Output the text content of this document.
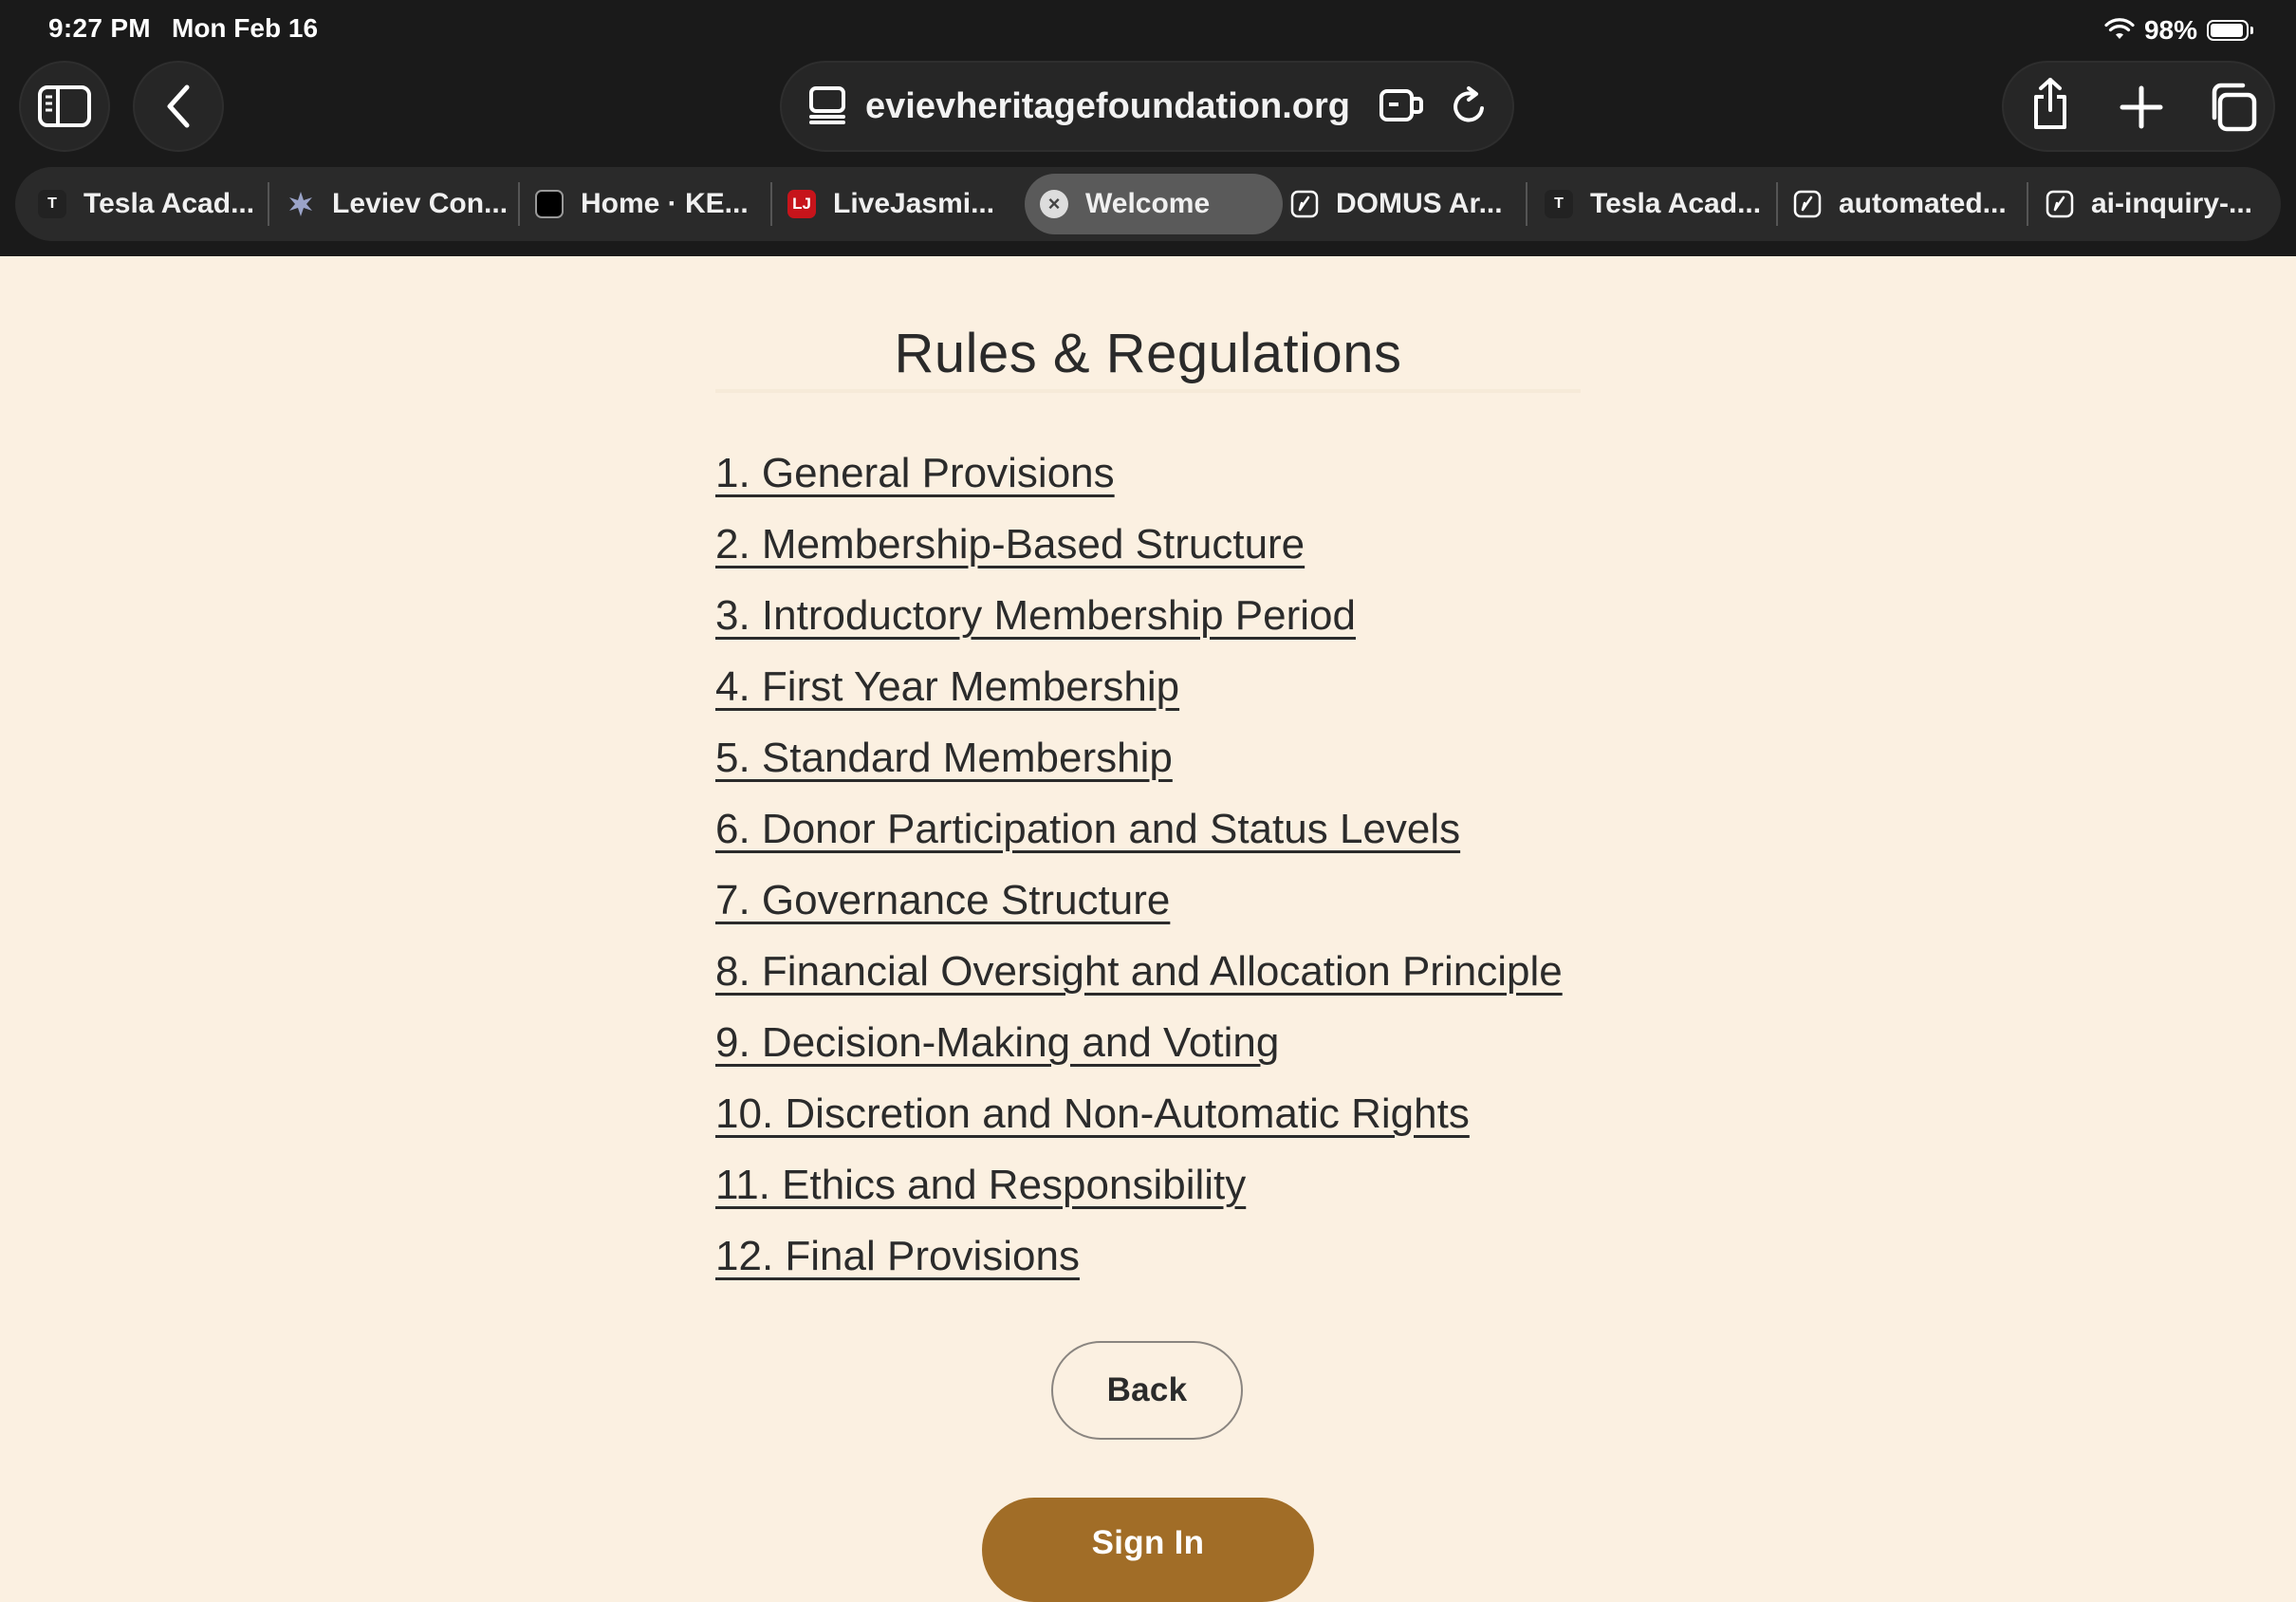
9:27 PM Mon Feb 16	98%
evievheritagefoundation.org
T Tesla Acad...	Leviev Con...	Home · KE...	LJ LiveJasmi...	× Welcome	DOMUS Ar...	T Tesla Acad...	automated...	ai-inquiry-...
Rules & Regulations
1. General Provisions
2. Membership-Based Structure
3. Introductory Membership Period
4. First Year Membership
5. Standard Membership
6. Donor Participation and Status Levels
7. Governance Structure
8. Financial Oversight and Allocation Principle
9. Decision-Making and Voting
10. Discretion and Non-Automatic Rights
11. Ethics and Responsibility
12. Final Provisions
Back
Sign In
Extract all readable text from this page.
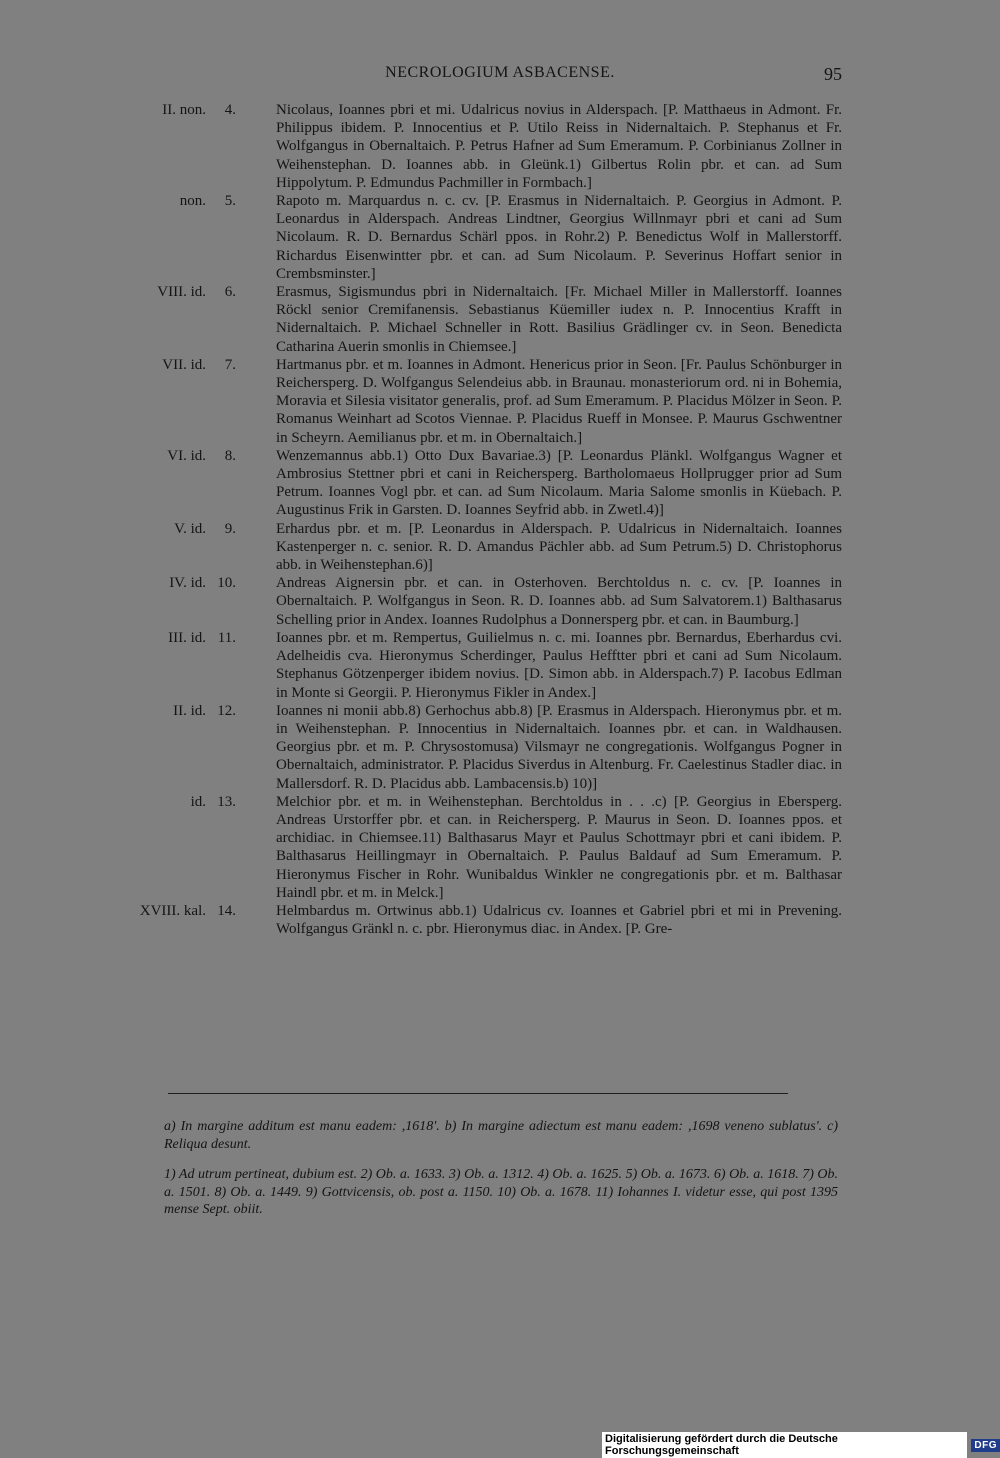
NECROLOGIUM ASBACENSE.	95

II. non.	4.	Nicolaus, Ioannes pbri et mi. Udalricus novius in Alderspach. [P. Matthaeus in Admont. Fr. Philippus ibidem. P. Innocentius et P. Utilo Reiss in Nidernaltaich. P. Stephanus et Fr. Wolfgangus in Obernaltaich. P. Petrus Hafner ad Sum Emeramum. P. Corbinianus Zollner in Weihenstephan. D. Ioannes abb. in Gleünk.1) Gilbertus Rolin pbr. et can. ad Sum Hippolytum. P. Edmundus Pachmiller in Formbach.]

non.	5.	Rapoto m. Marquardus n. c. cv. [P. Erasmus in Nidernaltaich. P. Georgius in Admont. P. Leonardus in Alderspach. Andreas Lindtner, Georgius Willnmayr pbri et cani ad Sum Nicolaum. R. D. Bernardus Schärl ppos. in Rohr.2) P. Benedictus Wolf in Mallerstorff. Richardus Eisenwintter pbr. et can. ad Sum Nicolaum. P. Severinus Hoffart senior in Crembsminster.]

VIII. id.	6.	Erasmus, Sigismundus pbri in Nidernaltaich. [Fr. Michael Miller in Mallerstorff. Ioannes Röckl senior Cremifanensis. Sebastianus Küemiller iudex n. P. Innocentius Krafft in Nidernaltaich. P. Michael Schneller in Rott. Basilius Grädlinger cv. in Seon. Benedicta Catharina Auerin smonlis in Chiemsee.]

VII. id.	7.	Hartmanus pbr. et m. Ioannes in Admont. Henericus prior in Seon. [Fr. Paulus Schönburger in Reichersperg. D. Wolfgangus Selendeius abb. in Braunau. monasteriorum ord. ni in Bohemia, Moravia et Silesia visitator generalis, prof. ad Sum Emeramum. P. Placidus Mölzer in Seon. P. Romanus Weinhart ad Scotos Viennae. P. Placidus Rueff in Monsee. P. Maurus Gschwentner in Scheyrn. Aemilianus pbr. et m. in Obernaltaich.]

VI. id.	8.	Wenzemannus abb.1) Otto Dux Bavariae.3) [P. Leonardus Plänkl. Wolfgangus Wagner et Ambrosius Stettner pbri et cani in Reichersperg. Bartholomaeus Hollprugger prior ad Sum Petrum. Ioannes Vogl pbr. et can. ad Sum Nicolaum. Maria Salome smonlis in Küebach. P. Augustinus Frik in Garsten. D. Ioannes Seyfrid abb. in Zwetl.4)]

V. id.	9.	Erhardus pbr. et m. [P. Leonardus in Alderspach. P. Udalricus in Nidernaltaich. Ioannes Kastenperger n. c. senior. R. D. Amandus Pächler abb. ad Sum Petrum.5) D. Christophorus abb. in Weihenstephan.6)]

IV. id. 10.	Andreas Aignersin pbr. et can. in Osterhoven. Berchtoldus n. c. cv. [P. Ioannes in Obernaltaich. P. Wolfgangus in Seon. R. D. Ioannes abb. ad Sum Salvatorem.1) Balthasarus Schelling prior in Andex. Ioannes Rudolphus a Donnersperg pbr. et can. in Baumburg.]

III. id. 11.	Ioannes pbr. et m. Rempertus, Guilielmus n. c. mi. Ioannes pbr. Bernardus, Eberhardus cvi. Adelheidis cva. Hieronymus Scherdinger, Paulus Hefftter pbri et cani ad Sum Nicolaum. Stephanus Götzenperger ibidem novius. [D. Simon abb. in Alderspach.7) P. Iacobus Edlman in Monte si Georgii. P. Hieronymus Fikler in Andex.]

II. id. 12.	Ioannes ni monii abb.8) Gerhochus abb.8) [P. Erasmus in Alderspach. Hieronymus pbr. et m. in Weihenstephan. P. Innocentius in Nidernaltaich. Ioannes pbr. et can. in Waldhausen. Georgius pbr. et m. P. Chrysostomusa) Vilsmayr ne congregationis. Wolfgangus Pogner in Obernaltaich, administrator. P. Placidus Siverdus in Altenburg. Fr. Caelestinus Stadler diac. in Mallersdorf. R. D. Placidus abb. Lambacensis.b) 10)]

id. 13.	Melchior pbr. et m. in Weihenstephan. Berchtoldus in . . .c) [P. Georgius in Ebersperg. Andreas Urstorffer pbr. et can. in Reichersperg. P. Maurus in Seon. D. Ioannes ppos. et archidiac. in Chiemsee.11) Balthasarus Mayr et Paulus Schottmayr pbri et cani ibidem. P. Balthasarus Heillingmayr in Obernaltaich. P. Paulus Baldauf ad Sum Emeramum. P. Hieronymus Fischer in Rohr. Wunibaldus Winkler ne congregationis pbr. et m. Balthasar Haindl pbr. et m. in Melck.]

XVIII. kal. 14.	Helmbardus m. Ortwinus abb.1) Udalricus cv. Ioannes et Gabriel pbri et mi in Prevening. Wolfgangus Gränkl n. c. pbr. Hieronymus diac. in Andex. [P. Gre-

a) In margine additum est manu eadem: ,1618'. b) In margine adiectum est manu eadem: ,1698 veneno sublatus'. c) Reliqua desunt.
1) Ad utrum pertineat, dubium est. 2) Ob. a. 1633. 3) Ob. a. 1312. 4) Ob. a. 1625. 5) Ob. a. 1673. 6) Ob. a. 1618. 7) Ob. a. 1501. 8) Ob. a. 1449. 9) Gottvicensis, ob. post a. 1150. 10) Ob. a. 1678. 11) Iohannes I. videtur esse, qui post 1395 mense Sept. obiit.
Digitalisierung gefördert durch die Deutsche Forschungsgemeinschaft	DFG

◇ ◇ ◇ ◇

## Exercise instructions
All of the records above must be copied exactly, except for the pictures.

## Exercise solution
Output the text content of this document.
9:27 PM Mon Feb 16	98%
evievheritagefoundation.org
T Tesla Acad...	Leviev Con...	Home · KE...	LJ LiveJasmi...	× Welcome	DOMUS Ar...	T Tesla Acad...	automated...	ai-inquiry-...
Rules & Regulations
1. General Provisions
2. Membership-Based Structure
3. Introductory Membership Period
4. First Year Membership
5. Standard Membership
6. Donor Participation and Status Levels
7. Governance Structure
8. Financial Oversight and Allocation Principle
9. Decision-Making and Voting
10. Discretion and Non-Automatic Rights
11. Ethics and Responsibility
12. Final Provisions
Back
Sign In
Extract all readable text from this page.
NECROLOGIUM ASBACENSE.	95

II. non.	4.	Nicolaus, Ioannes pbri et mi. Udalricus novius in Alderspach. [P. Matthaeus in Admont. Fr. Philippus ibidem. P. Innocentius et P. Utilo Reiss in Nidernaltaich. P. Stephanus et Fr. Wolfgangus in Obernaltaich. P. Petrus Hafner ad Sum Emeramum. P. Corbinianus Zollner in Weihenstephan. D. Ioannes abb. in Gleünk.1) Gilbertus Rolin pbr. et can. ad Sum Hippolytum. P. Edmundus Pachmiller in Formbach.]

non.	5.	Rapoto m. Marquardus n. c. cv. [P. Erasmus in Nidernaltaich. P. Georgius in Admont. P. Leonardus in Alderspach. Andreas Lindtner, Georgius Willnmayr pbri et cani ad Sum Nicolaum. R. D. Bernardus Schärl ppos. in Rohr.2) P. Benedictus Wolf in Mallerstorff. Richardus Eisenwintter pbr. et can. ad Sum Nicolaum. P. Severinus Hoffart senior in Crembsminster.]

VIII. id.	6.	Erasmus, Sigismundus pbri in Nidernaltaich. [Fr. Michael Miller in Mallerstorff. Ioannes Röckl senior Cremifanensis. Sebastianus Küemiller iudex n. P. Innocentius Krafft in Nidernaltaich. P. Michael Schneller in Rott. Basilius Grädlinger cv. in Seon. Benedicta Catharina Auerin smonlis in Chiemsee.]

VII. id.	7.	Hartmanus pbr. et m. Ioannes in Admont. Henericus prior in Seon. [Fr. Paulus Schönburger in Reichersperg. D. Wolfgangus Selendeius abb. in Braunau. monasteriorum ord. ni in Bohemia, Moravia et Silesia visitator generalis, prof. ad Sum Emeramum. P. Placidus Mölzer in Seon. P. Romanus Weinhart ad Scotos Viennae. P. Placidus Rueff in Monsee. P. Maurus Gschwentner in Scheyrn. Aemilianus pbr. et m. in Obernaltaich.]

VI. id.	8.	Wenzemannus abb.1) Otto Dux Bavariae.3) [P. Leonardus Plänkl. Wolfgangus Wagner et Ambrosius Stettner pbri et cani in Reichersperg. Bartholomaeus Hollprugger prior ad Sum Petrum. Ioannes Vogl pbr. et can. ad Sum Nicolaum. Maria Salome smonlis in Küebach. P. Augustinus Frik in Garsten. D. Ioannes Seyfrid abb. in Zwetl.4)]

V. id.	9.	Erhardus pbr. et m. [P. Leonardus in Alderspach. P. Udalricus in Nidernaltaich. Ioannes Kastenperger n. c. senior. R. D. Amandus Pächler abb. ad Sum Petrum.5) D. Christophorus abb. in Weihenstephan.6)]

IV. id. 10.	Andreas Aignersin pbr. et can. in Osterhoven. Berchtoldus n. c. cv. [P. Ioannes in Obernaltaich. P. Wolfgangus in Seon. R. D. Ioannes abb. ad Sum Salvatorem.1) Balthasarus Schelling prior in Andex. Ioannes Rudolphus a Donnersperg pbr. et can. in Baumburg.]

III. id. 11.	Ioannes pbr. et m. Rempertus, Guilielmus n. c. mi. Ioannes pbr. Bernardus, Eberhardus cvi. Adelheidis cva. Hieronymus Scherdinger, Paulus Hefftter pbri et cani ad Sum Nicolaum. Stephanus Götzenperger ibidem novius. [D. Simon abb. in Alderspach.7) P. Iacobus Edlman in Monte si Georgii. P. Hieronymus Fikler in Andex.]

II. id. 12.	Ioannes ni monii abb.8) Gerhochus abb.8) [P. Erasmus in Alderspach. Hieronymus pbr. et m. in Weihenstephan. P. Innocentius in Nidernaltaich. Ioannes pbr. et can. in Waldhausen. Georgius pbr. et m. P. Chrysostomusa) Vilsmayr ne congregationis. Wolfgangus Pogner in Obernaltaich, administrator. P. Placidus Siverdus in Altenburg. Fr. Caelestinus Stadler diac. in Mallersdorf. R. D. Placidus abb. Lambacensis.b) 10)]

id. 13.	Melchior pbr. et m. in Weihenstephan. Berchtoldus in . . .c) [P. Georgius in Ebersperg. Andreas Urstorffer pbr. et can. in Reichersperg. P. Maurus in Seon. D. Ioannes ppos. et archidiac. in Chiemsee.11) Balthasarus Mayr et Paulus Schottmayr pbri et cani ibidem. P. Balthasarus Heillingmayr in Obernaltaich. P. Paulus Baldauf ad Sum Emeramum. P. Hieronymus Fischer in Rohr. Wunibaldus Winkler ne congregationis pbr. et m. Balthasar Haindl pbr. et m. in Melck.]

XVIII. kal. 14.	Helmbardus m. Ortwinus abb.1) Udalricus cv. Ioannes et Gabriel pbri et mi in Prevening. Wolfgangus Gränkl n. c. pbr. Hieronymus diac. in Andex. [P. Gre-

a) In margine additum est manu eadem: ,1618'. b) In margine adiectum est manu eadem: ,1698 veneno sublatus'. c) Reliqua desunt.
1) Ad utrum pertineat, dubium est. 2) Ob. a. 1633. 3) Ob. a. 1312. 4) Ob. a. 1625. 5) Ob. a. 1673. 6) Ob. a. 1618. 7) Ob. a. 1501. 8) Ob. a. 1449. 9) Gottvicensis, ob. post a. 1150. 10) Ob. a. 1678. 11) Iohannes I. videtur esse, qui post 1395 mense Sept. obiit.
Digitalisierung gefördert durch die Deutsche Forschungsgemeinschaft	DFG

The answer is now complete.